Globalization was well underway. New technology allowed ideas to cross borders and social classes, information more available to more people than ever before. Science was starting to challenge superstition.
The institutional church looked increasingly out of touch, disconnected from every day reality, more concerned with wealth and power for the few than with anything a poor itinerant rabbi from Galilee, committed to reforming his faith, a man that was executed by those with wealth and power, might have taught.
But really, that rabbi’s follower in those changing times centuries later didn’t intend to start a revolution. He just meant to open a debate about one particular practice, to pursue reform from within. The more effort they put into quashing him and his ideas, the further they drove him out. What started as a debate on 95 theological points about paid indulgences ended with the Lutheran Reformation.
The same cultural forces were at play to the south, where an Erasmian humanism and a hard-headed independence lead Zwingli and the authorities in the Swiss canton of Zurich to challenge superstition, to also challenge the sale of indulgences, and in the end, to challenge the mass itself. While some would come to call this branch of the Protestant Reformation “Calvinism,†after a prolific and influential early theologian, it is best labeled Reform Christianity, and gave birth to many modern forms of our faith, including the Presbyterians and our ancestors, the Congregationalists.
The world would never be the same again.
Reformation Sunday is today, timed to the anniversary of the day that Martin Luther nailed his 95 theses to the church door in Wittenberg, but as we celebrate the 499th anniversary, we must be mindful that even before the Reformation there was not one single, universal church. That myth is pure Roman propaganda, a fiction, and the reformation that was so needed has never ended.

** Records provided **
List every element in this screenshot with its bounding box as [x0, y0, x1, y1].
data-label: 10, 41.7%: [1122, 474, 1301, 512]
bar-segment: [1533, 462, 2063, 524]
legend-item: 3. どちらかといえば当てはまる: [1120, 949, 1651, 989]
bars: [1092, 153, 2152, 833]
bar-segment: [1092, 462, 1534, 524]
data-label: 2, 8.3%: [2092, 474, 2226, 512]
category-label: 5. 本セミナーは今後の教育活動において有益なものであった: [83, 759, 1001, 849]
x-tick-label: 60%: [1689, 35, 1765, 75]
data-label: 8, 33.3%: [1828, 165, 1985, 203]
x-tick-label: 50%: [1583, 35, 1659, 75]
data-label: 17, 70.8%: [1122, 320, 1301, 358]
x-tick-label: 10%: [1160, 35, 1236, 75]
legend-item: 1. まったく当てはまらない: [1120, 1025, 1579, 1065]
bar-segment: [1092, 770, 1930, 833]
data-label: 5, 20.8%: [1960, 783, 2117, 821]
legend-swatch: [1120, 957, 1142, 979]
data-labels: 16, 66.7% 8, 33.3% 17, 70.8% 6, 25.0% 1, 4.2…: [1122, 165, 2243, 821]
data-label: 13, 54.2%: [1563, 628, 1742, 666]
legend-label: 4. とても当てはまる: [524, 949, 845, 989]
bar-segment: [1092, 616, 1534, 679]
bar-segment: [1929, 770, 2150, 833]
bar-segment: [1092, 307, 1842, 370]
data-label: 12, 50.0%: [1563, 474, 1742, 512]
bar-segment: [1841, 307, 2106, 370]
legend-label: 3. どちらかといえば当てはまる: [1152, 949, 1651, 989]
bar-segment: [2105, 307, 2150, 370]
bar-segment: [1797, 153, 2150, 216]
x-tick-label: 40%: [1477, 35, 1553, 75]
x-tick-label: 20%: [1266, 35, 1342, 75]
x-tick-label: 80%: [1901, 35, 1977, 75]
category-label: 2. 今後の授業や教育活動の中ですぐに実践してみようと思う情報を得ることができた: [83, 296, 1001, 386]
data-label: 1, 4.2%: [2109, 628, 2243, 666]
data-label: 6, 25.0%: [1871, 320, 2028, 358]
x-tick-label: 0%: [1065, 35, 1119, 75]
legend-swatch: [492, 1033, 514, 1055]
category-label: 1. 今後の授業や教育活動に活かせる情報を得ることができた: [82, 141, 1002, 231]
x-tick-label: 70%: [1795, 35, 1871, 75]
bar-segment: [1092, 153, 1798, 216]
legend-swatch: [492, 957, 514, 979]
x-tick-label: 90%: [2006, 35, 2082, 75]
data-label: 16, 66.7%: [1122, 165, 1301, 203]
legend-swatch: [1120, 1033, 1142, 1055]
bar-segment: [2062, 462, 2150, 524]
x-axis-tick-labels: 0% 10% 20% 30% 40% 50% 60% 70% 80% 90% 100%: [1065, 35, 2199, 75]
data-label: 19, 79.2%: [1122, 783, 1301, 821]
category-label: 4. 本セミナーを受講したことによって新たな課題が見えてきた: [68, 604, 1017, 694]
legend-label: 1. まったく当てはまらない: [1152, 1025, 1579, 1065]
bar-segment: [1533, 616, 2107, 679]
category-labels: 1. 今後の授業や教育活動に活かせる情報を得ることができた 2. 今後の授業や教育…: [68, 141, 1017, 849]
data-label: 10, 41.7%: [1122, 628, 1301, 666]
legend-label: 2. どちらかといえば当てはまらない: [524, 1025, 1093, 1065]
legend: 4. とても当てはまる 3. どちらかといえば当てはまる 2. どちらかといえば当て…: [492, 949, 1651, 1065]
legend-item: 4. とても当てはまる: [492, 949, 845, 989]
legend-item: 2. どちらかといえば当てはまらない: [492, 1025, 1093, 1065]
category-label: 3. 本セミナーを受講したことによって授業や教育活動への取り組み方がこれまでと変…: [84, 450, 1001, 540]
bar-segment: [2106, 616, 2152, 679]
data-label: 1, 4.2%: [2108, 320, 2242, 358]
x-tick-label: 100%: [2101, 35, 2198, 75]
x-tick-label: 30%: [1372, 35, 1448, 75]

** Questions **
(A) In the Reformation Sunday text, rewrite the passage starting at "But really, that" and ending at "the Lutheran Reformation.", swapping "revolution" for "rebellion".
(B) Decide whether each statement agrees with the Reformation Sunday text. Answer yes or no, and quote the words that settle it.
(i) This Reformation Sunday marks the 500th anniversary.
(ii) The authorities in Zurich challenged the sale of indulgences.
(iii) Before the Reformation there was one single, universal church.
(C) According to the Reformation Sunday text, where did Martin Luther nail his 95 theses?

** Answers for each item **
(A)
But really, that rabbi’s follower in those changing times centuries later didn’t intend to start a rebellion. He just meant to open a debate about one particular practice, to pursue reform from within. The more effort they put into quashing him and his ideas, the further they drove him out. What started as a debate on 95 theological points about paid indulgences ended with the Lutheran Reformation.

(B)
(i) No: "as we celebrate the 499th anniversary"
(ii) Yes: "Zwingli and the authorities in the Swiss canton of Zurich to challenge superstition, to also challenge the sale of indulgences"
(iii) No: "even before the Reformation there was not one single, universal church"

(C) To the church door in Wittenberg.